Excerpt from a dataset
►
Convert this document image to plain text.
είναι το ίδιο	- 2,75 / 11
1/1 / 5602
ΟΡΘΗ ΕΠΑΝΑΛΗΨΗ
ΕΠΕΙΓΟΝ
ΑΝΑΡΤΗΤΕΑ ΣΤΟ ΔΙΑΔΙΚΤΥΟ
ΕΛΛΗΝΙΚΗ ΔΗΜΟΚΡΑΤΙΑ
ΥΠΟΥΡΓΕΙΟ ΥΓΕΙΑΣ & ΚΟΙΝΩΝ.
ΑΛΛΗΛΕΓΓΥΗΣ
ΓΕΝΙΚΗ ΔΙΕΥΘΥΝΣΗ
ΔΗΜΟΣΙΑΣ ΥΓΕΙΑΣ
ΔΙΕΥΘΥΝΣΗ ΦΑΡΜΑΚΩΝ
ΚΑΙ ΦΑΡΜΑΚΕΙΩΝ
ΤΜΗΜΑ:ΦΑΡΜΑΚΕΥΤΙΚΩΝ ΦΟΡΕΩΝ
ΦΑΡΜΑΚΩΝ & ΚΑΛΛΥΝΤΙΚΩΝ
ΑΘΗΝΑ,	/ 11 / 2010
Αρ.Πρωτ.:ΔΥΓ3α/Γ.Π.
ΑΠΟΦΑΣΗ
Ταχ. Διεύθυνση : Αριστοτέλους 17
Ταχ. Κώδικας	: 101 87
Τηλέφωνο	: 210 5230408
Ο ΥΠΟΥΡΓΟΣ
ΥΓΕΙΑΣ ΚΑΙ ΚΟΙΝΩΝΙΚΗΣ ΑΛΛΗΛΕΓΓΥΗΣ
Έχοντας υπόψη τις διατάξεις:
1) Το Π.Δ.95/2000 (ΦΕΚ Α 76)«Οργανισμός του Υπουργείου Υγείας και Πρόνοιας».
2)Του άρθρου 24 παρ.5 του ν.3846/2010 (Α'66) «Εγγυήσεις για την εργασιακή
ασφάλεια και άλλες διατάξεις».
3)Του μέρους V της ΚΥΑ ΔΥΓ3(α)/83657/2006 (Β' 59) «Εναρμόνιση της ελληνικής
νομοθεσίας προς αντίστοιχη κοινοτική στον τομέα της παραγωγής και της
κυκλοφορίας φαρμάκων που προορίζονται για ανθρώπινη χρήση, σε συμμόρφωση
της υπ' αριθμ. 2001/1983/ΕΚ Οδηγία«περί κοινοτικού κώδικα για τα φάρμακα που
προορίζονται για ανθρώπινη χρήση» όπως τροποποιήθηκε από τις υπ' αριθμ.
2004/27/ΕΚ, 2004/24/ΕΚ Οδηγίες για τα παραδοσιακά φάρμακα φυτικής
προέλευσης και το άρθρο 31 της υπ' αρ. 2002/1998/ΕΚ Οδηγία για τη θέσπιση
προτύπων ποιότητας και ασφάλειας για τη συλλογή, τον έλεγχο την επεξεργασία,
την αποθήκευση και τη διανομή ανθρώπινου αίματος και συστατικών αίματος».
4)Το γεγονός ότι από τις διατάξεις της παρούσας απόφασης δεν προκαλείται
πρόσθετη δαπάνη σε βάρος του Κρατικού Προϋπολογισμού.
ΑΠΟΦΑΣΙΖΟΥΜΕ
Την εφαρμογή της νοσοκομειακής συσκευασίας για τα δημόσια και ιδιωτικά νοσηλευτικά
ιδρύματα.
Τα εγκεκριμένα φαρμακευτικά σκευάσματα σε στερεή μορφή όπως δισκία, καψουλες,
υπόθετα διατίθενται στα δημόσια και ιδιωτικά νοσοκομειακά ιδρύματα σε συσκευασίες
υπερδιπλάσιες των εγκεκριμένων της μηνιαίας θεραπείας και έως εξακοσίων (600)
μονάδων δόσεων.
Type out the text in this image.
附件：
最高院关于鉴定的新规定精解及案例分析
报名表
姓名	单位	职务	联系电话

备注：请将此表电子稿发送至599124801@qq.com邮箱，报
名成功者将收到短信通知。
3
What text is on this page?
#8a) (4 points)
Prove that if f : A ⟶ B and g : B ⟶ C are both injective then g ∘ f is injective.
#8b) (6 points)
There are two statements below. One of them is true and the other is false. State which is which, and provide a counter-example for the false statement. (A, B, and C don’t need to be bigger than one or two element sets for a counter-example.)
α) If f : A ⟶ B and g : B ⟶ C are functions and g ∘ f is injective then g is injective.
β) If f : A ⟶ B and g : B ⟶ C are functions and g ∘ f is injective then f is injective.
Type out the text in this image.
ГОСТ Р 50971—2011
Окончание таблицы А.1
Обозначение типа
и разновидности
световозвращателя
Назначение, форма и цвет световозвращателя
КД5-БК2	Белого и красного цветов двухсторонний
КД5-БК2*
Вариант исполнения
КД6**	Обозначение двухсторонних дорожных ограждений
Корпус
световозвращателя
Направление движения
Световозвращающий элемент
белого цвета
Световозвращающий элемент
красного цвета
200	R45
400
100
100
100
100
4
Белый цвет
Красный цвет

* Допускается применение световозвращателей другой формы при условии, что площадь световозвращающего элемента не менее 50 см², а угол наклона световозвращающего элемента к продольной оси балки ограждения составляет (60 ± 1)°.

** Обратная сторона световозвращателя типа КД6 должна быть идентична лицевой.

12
◄
EXERCISE DETAILS
Write out the full listing exactly as given.

RESPONSE
Convert this document image to plain text.
είναι το ίδιο	- 2,75 / 11
1/1 / 5602
ΟΡΘΗ ΕΠΑΝΑΛΗΨΗ
ΕΠΕΙΓΟΝ
ΑΝΑΡΤΗΤΕΑ ΣΤΟ ΔΙΑΔΙΚΤΥΟ
ΕΛΛΗΝΙΚΗ ΔΗΜΟΚΡΑΤΙΑ
ΥΠΟΥΡΓΕΙΟ ΥΓΕΙΑΣ & ΚΟΙΝΩΝ.
ΑΛΛΗΛΕΓΓΥΗΣ
ΓΕΝΙΚΗ ΔΙΕΥΘΥΝΣΗ
ΔΗΜΟΣΙΑΣ ΥΓΕΙΑΣ
ΔΙΕΥΘΥΝΣΗ ΦΑΡΜΑΚΩΝ
ΚΑΙ ΦΑΡΜΑΚΕΙΩΝ
ΤΜΗΜΑ:ΦΑΡΜΑΚΕΥΤΙΚΩΝ ΦΟΡΕΩΝ
ΦΑΡΜΑΚΩΝ & ΚΑΛΛΥΝΤΙΚΩΝ
ΑΘΗΝΑ,	/ 11 / 2010
Αρ.Πρωτ.:ΔΥΓ3α/Γ.Π.
ΑΠΟΦΑΣΗ
Ταχ. Διεύθυνση : Αριστοτέλους 17
Ταχ. Κώδικας	: 101 87
Τηλέφωνο	: 210 5230408
Ο ΥΠΟΥΡΓΟΣ
ΥΓΕΙΑΣ ΚΑΙ ΚΟΙΝΩΝΙΚΗΣ ΑΛΛΗΛΕΓΓΥΗΣ
Έχοντας υπόψη τις διατάξεις:
1) Το Π.Δ.95/2000 (ΦΕΚ Α 76)«Οργανισμός του Υπουργείου Υγείας και Πρόνοιας».
2)Του άρθρου 24 παρ.5 του ν.3846/2010 (Α'66) «Εγγυήσεις για την εργασιακή
ασφάλεια και άλλες διατάξεις».
3)Του μέρους V της ΚΥΑ ΔΥΓ3(α)/83657/2006 (Β' 59) «Εναρμόνιση της ελληνικής
νομοθεσίας προς αντίστοιχη κοινοτική στον τομέα της παραγωγής και της
κυκλοφορίας φαρμάκων που προορίζονται για ανθρώπινη χρήση, σε συμμόρφωση
της υπ' αριθμ. 2001/1983/ΕΚ Οδηγία«περί κοινοτικού κώδικα για τα φάρμακα που
προορίζονται για ανθρώπινη χρήση» όπως τροποποιήθηκε από τις υπ' αριθμ.
2004/27/ΕΚ, 2004/24/ΕΚ Οδηγίες για τα παραδοσιακά φάρμακα φυτικής
προέλευσης και το άρθρο 31 της υπ' αρ. 2002/1998/ΕΚ Οδηγία για τη θέσπιση
προτύπων ποιότητας και ασφάλειας για τη συλλογή, τον έλεγχο την επεξεργασία,
την αποθήκευση και τη διανομή ανθρώπινου αίματος και συστατικών αίματος».
4)Το γεγονός ότι από τις διατάξεις της παρούσας απόφασης δεν προκαλείται
πρόσθετη δαπάνη σε βάρος του Κρατικού Προϋπολογισμού.
ΑΠΟΦΑΣΙΖΟΥΜΕ
Την εφαρμογή της νοσοκομειακής συσκευασίας για τα δημόσια και ιδιωτικά νοσηλευτικά
ιδρύματα.
Τα εγκεκριμένα φαρμακευτικά σκευάσματα σε στερεή μορφή όπως δισκία, καψουλες,
υπόθετα διατίθενται στα δημόσια και ιδιωτικά νοσοκομειακά ιδρύματα σε συσκευασίες
υπερδιπλάσιες των εγκεκριμένων της μηνιαίας θεραπείας και έως εξακοσίων (600)
μονάδων δόσεων.
Type out the text in this image.
附件：
最高院关于鉴定的新规定精解及案例分析
报名表
姓名	单位	职务	联系电话

备注：请将此表电子稿发送至599124801@qq.com邮箱，报
名成功者将收到短信通知。
3
What text is on this page?
#8a) (4 points)
Prove that if f : A ⟶ B and g : B ⟶ C are both injective then g ∘ f is injective.
#8b) (6 points)
There are two statements below. One of them is true and the other is false. State which is which, and provide a counter-example for the false statement. (A, B, and C don’t need to be bigger than one or two element sets for a counter-example.)
α) If f : A ⟶ B and g : B ⟶ C are functions and g ∘ f is injective then g is injective.
β) If f : A ⟶ B and g : B ⟶ C are functions and g ∘ f is injective then f is injective.
Type out the text in this image.
ГОСТ Р 50971—2011
Окончание таблицы А.1
Обозначение типа
и разновидности
световозвращателя
Назначение, форма и цвет световозвращателя
КД5-БК2	Белого и красного цветов двухсторонний
КД5-БК2*
Вариант исполнения
КД6**	Обозначение двухсторонних дорожных ограждений
Корпус
световозвращателя
Направление движения
Световозвращающий элемент
белого цвета
Световозвращающий элемент
красного цвета
200	R45
400
100
100
100
100
4
Белый цвет
Красный цвет

* Допускается применение световозвращателей другой формы при условии, что площадь световозвращающего элемента не менее 50 см², а угол наклона световозвращающего элемента к продольной оси балки ограждения составляет (60 ± 1)°.

** Обратная сторона световозвращателя типа КД6 должна быть идентична лицевой.

12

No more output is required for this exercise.